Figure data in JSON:
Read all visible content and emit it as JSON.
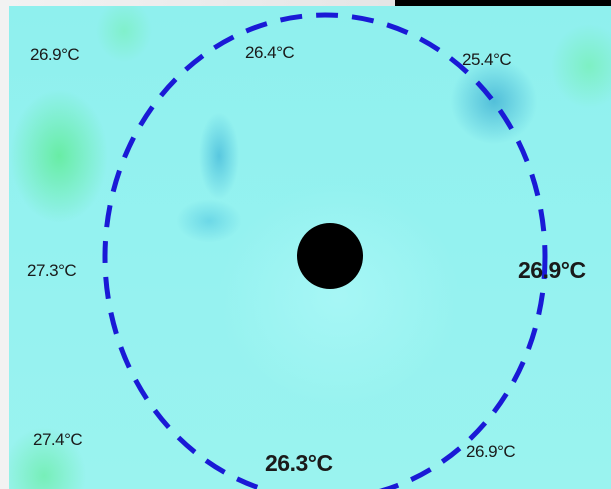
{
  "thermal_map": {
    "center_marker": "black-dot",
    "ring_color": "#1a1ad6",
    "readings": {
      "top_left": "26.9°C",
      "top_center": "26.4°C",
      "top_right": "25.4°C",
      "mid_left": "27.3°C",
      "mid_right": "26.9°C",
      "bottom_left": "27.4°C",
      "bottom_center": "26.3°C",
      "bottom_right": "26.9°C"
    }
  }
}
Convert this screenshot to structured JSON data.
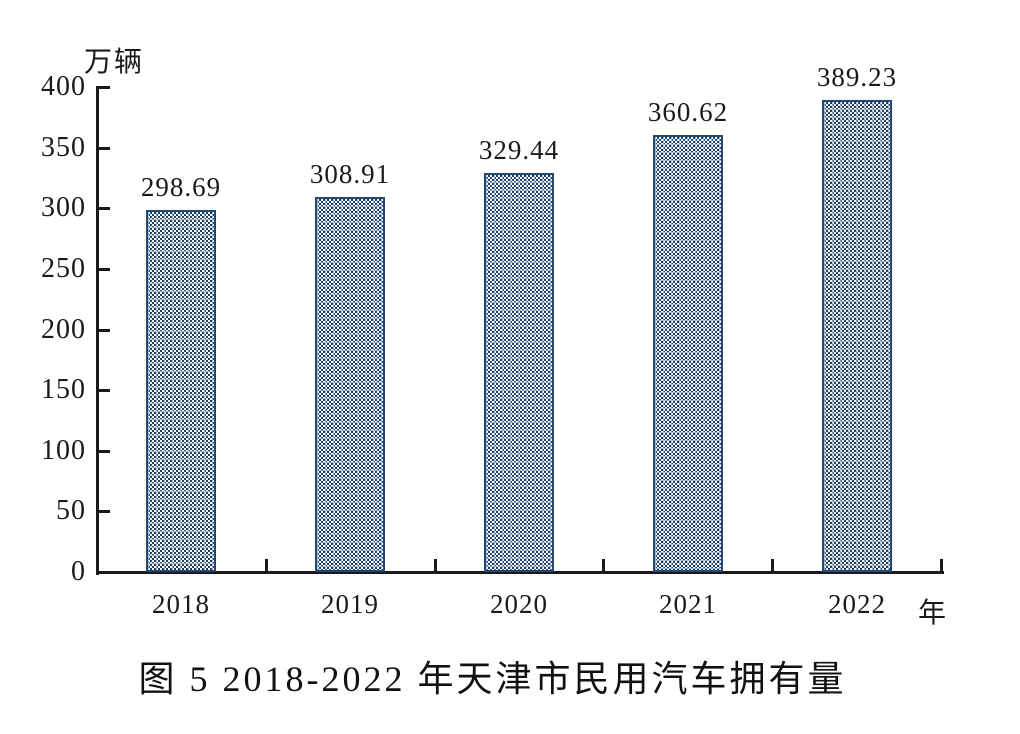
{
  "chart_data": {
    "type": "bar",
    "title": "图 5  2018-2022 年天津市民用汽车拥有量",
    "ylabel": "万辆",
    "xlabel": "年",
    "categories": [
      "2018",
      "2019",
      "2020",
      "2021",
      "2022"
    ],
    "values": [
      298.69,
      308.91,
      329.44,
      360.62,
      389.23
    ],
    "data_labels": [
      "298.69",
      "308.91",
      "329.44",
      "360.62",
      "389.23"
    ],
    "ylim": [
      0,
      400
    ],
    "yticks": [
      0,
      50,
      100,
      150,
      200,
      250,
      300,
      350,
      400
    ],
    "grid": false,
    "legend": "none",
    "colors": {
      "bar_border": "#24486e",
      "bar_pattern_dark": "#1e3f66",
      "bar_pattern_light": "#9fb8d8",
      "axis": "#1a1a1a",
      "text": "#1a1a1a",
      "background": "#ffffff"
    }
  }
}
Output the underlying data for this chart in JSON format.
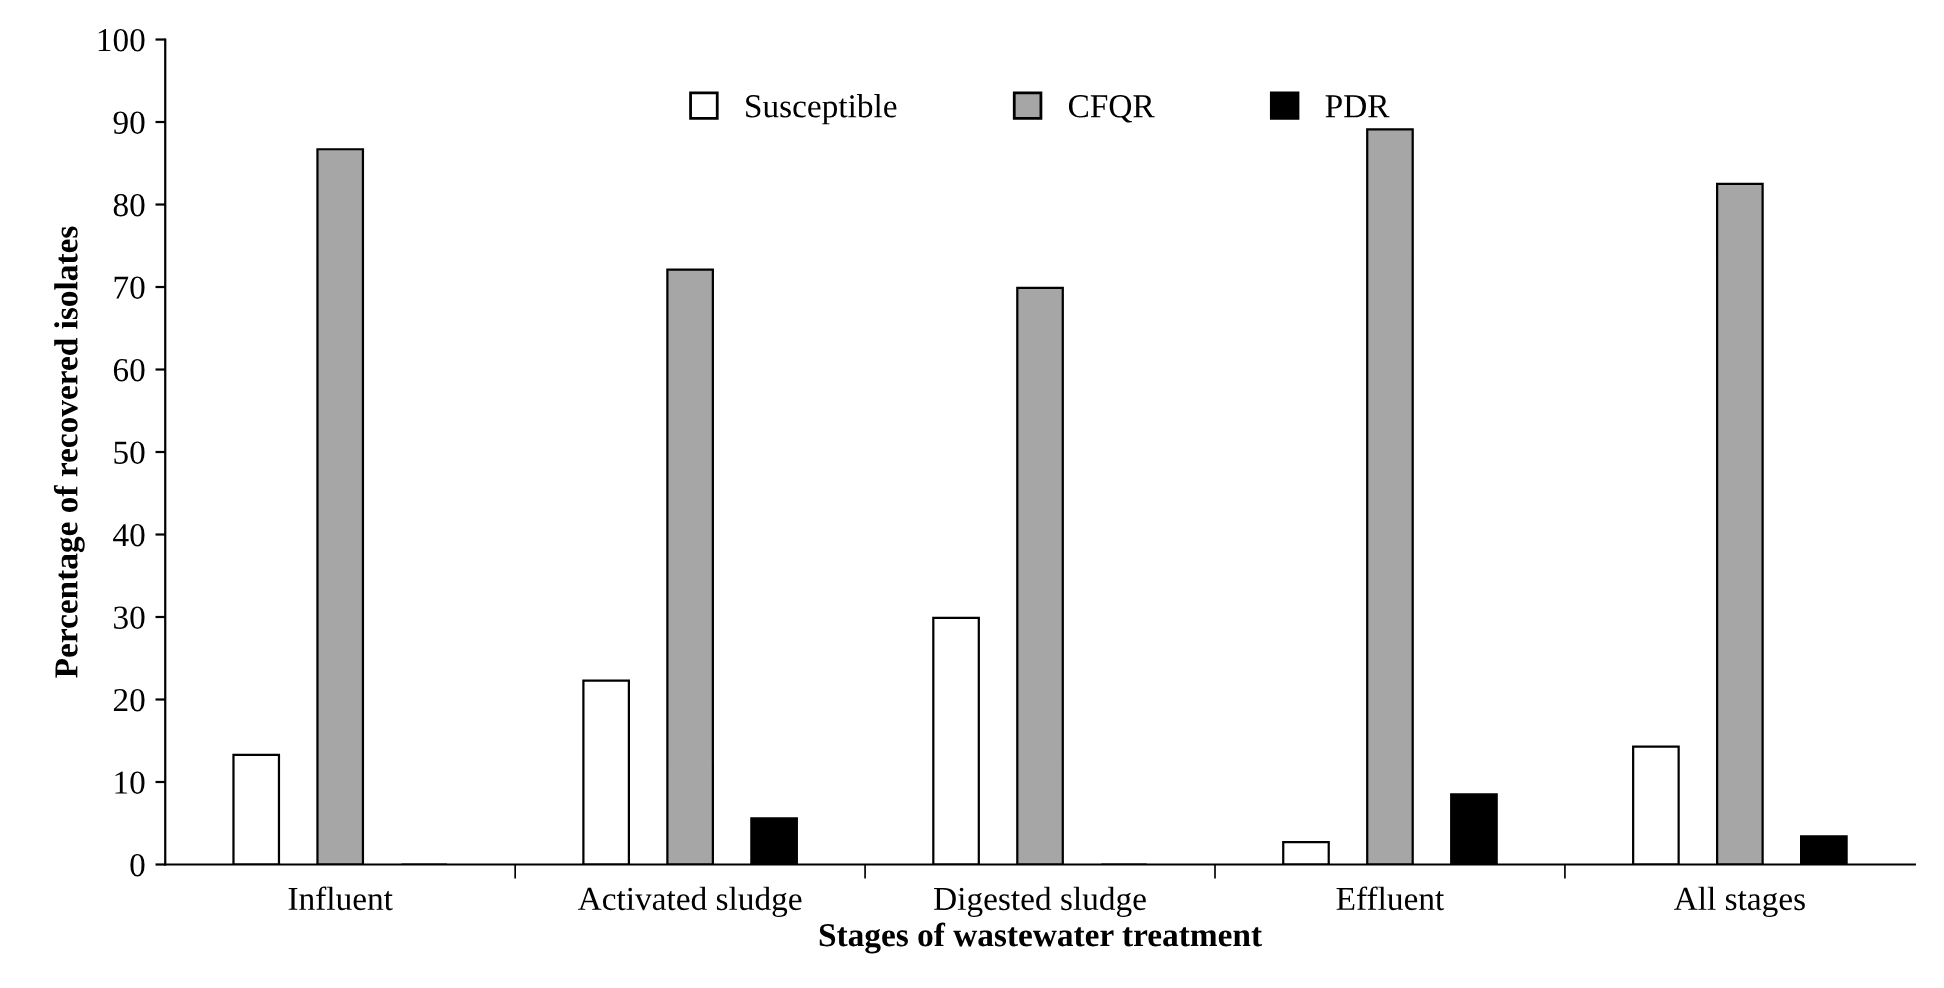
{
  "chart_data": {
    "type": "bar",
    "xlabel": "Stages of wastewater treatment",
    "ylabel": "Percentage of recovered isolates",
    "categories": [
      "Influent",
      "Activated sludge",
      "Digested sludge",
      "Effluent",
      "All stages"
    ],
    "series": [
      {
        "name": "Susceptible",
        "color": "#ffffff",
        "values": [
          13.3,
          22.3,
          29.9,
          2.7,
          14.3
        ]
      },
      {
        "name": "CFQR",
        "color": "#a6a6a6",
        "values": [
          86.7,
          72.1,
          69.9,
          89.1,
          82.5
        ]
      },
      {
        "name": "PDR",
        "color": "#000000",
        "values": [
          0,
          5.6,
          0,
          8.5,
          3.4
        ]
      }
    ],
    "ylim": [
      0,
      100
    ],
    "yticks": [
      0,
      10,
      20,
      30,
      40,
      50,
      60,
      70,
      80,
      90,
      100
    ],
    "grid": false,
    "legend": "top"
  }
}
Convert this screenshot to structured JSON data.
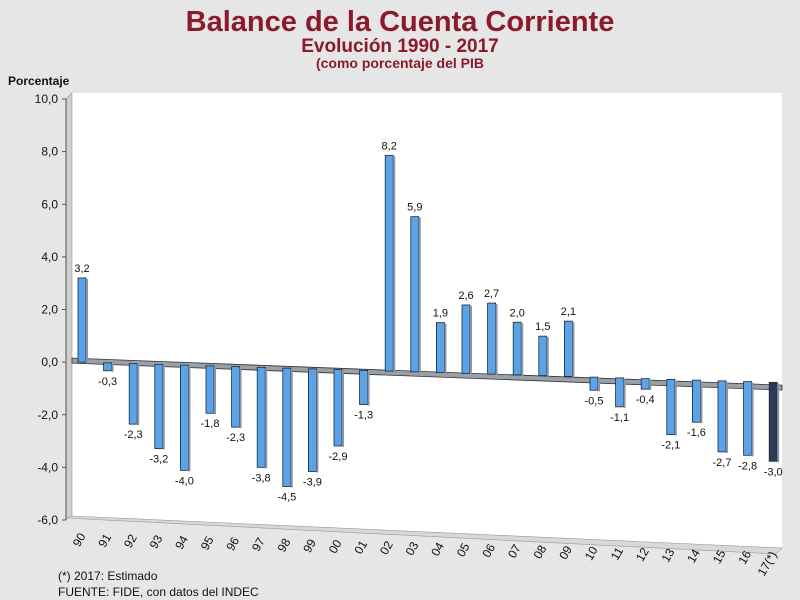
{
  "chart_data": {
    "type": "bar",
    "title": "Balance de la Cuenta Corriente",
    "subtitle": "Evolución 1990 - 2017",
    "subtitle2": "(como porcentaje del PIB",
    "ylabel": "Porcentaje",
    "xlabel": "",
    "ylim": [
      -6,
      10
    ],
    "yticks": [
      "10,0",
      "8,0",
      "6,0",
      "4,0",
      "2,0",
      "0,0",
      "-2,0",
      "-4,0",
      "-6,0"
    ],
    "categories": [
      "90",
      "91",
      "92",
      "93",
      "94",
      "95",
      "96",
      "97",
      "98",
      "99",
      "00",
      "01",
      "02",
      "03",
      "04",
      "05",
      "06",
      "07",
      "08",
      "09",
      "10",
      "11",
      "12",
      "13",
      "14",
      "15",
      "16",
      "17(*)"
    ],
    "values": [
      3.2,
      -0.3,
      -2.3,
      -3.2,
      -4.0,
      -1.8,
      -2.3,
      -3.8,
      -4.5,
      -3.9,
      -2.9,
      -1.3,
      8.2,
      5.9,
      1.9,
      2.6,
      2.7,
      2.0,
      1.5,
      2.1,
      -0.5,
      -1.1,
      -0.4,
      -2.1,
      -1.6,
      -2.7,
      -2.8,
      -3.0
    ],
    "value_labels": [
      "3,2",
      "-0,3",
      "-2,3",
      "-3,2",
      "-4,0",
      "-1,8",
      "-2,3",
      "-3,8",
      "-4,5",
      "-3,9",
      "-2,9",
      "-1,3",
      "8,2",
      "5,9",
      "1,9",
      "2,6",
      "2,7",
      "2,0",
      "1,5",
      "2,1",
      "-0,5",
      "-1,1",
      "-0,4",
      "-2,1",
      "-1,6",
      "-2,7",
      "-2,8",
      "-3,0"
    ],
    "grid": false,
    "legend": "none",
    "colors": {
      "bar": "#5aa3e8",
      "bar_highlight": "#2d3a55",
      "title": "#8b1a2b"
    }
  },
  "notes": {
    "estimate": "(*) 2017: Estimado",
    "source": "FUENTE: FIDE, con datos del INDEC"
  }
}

To be done:
Exactly as written, return every line of the listing, but not the pictures.

Task answer:
Read all visible content and emit it as JSON.
{
  "thermal_map": {
    "center_marker": "black-dot",
    "ring_color": "#1a1ad6",
    "readings": {
      "top_left": "26.9°C",
      "top_center": "26.4°C",
      "top_right": "25.4°C",
      "mid_left": "27.3°C",
      "mid_right": "26.9°C",
      "bottom_left": "27.4°C",
      "bottom_center": "26.3°C",
      "bottom_right": "26.9°C"
    }
  }
}
Convert this screenshot to structured JSON data.
{
  "chart_data": {
    "type": "bar",
    "title": "图 5  2018-2022 年天津市民用汽车拥有量",
    "ylabel": "万辆",
    "xlabel": "年",
    "categories": [
      "2018",
      "2019",
      "2020",
      "2021",
      "2022"
    ],
    "values": [
      298.69,
      308.91,
      329.44,
      360.62,
      389.23
    ],
    "data_labels": [
      "298.69",
      "308.91",
      "329.44",
      "360.62",
      "389.23"
    ],
    "ylim": [
      0,
      400
    ],
    "yticks": [
      0,
      50,
      100,
      150,
      200,
      250,
      300,
      350,
      400
    ],
    "grid": false,
    "legend": "none",
    "colors": {
      "bar_border": "#24486e",
      "bar_pattern_dark": "#1e3f66",
      "bar_pattern_light": "#9fb8d8",
      "axis": "#1a1a1a",
      "text": "#1a1a1a",
      "background": "#ffffff"
    }
  }
}
Output the underlying data for this chart in JSON format.
{
  "chart_data": {
    "type": "bar",
    "xlabel": "Stages of wastewater treatment",
    "ylabel": "Percentage of recovered isolates",
    "categories": [
      "Influent",
      "Activated sludge",
      "Digested sludge",
      "Effluent",
      "All stages"
    ],
    "series": [
      {
        "name": "Susceptible",
        "color": "#ffffff",
        "values": [
          13.3,
          22.3,
          29.9,
          2.7,
          14.3
        ]
      },
      {
        "name": "CFQR",
        "color": "#a6a6a6",
        "values": [
          86.7,
          72.1,
          69.9,
          89.1,
          82.5
        ]
      },
      {
        "name": "PDR",
        "color": "#000000",
        "values": [
          0,
          5.6,
          0,
          8.5,
          3.4
        ]
      }
    ],
    "ylim": [
      0,
      100
    ],
    "yticks": [
      0,
      10,
      20,
      30,
      40,
      50,
      60,
      70,
      80,
      90,
      100
    ],
    "grid": false,
    "legend": "top"
  }
}
Convert this screenshot to structured JSON data.
{
  "chart_data": {
    "type": "bar",
    "title": "Balance de la Cuenta Corriente",
    "subtitle": "Evolución 1990 - 2017",
    "subtitle2": "(como porcentaje del PIB",
    "ylabel": "Porcentaje",
    "xlabel": "",
    "ylim": [
      -6,
      10
    ],
    "yticks": [
      "10,0",
      "8,0",
      "6,0",
      "4,0",
      "2,0",
      "0,0",
      "-2,0",
      "-4,0",
      "-6,0"
    ],
    "categories": [
      "90",
      "91",
      "92",
      "93",
      "94",
      "95",
      "96",
      "97",
      "98",
      "99",
      "00",
      "01",
      "02",
      "03",
      "04",
      "05",
      "06",
      "07",
      "08",
      "09",
      "10",
      "11",
      "12",
      "13",
      "14",
      "15",
      "16",
      "17(*)"
    ],
    "values": [
      3.2,
      -0.3,
      -2.3,
      -3.2,
      -4.0,
      -1.8,
      -2.3,
      -3.8,
      -4.5,
      -3.9,
      -2.9,
      -1.3,
      8.2,
      5.9,
      1.9,
      2.6,
      2.7,
      2.0,
      1.5,
      2.1,
      -0.5,
      -1.1,
      -0.4,
      -2.1,
      -1.6,
      -2.7,
      -2.8,
      -3.0
    ],
    "value_labels": [
      "3,2",
      "-0,3",
      "-2,3",
      "-3,2",
      "-4,0",
      "-1,8",
      "-2,3",
      "-3,8",
      "-4,5",
      "-3,9",
      "-2,9",
      "-1,3",
      "8,2",
      "5,9",
      "1,9",
      "2,6",
      "2,7",
      "2,0",
      "1,5",
      "2,1",
      "-0,5",
      "-1,1",
      "-0,4",
      "-2,1",
      "-1,6",
      "-2,7",
      "-2,8",
      "-3,0"
    ],
    "grid": false,
    "legend": "none",
    "colors": {
      "bar": "#5aa3e8",
      "bar_highlight": "#2d3a55",
      "title": "#8b1a2b"
    }
  },
  "notes": {
    "estimate": "(*) 2017: Estimado",
    "source": "FUENTE: FIDE, con datos del INDEC"
  }
}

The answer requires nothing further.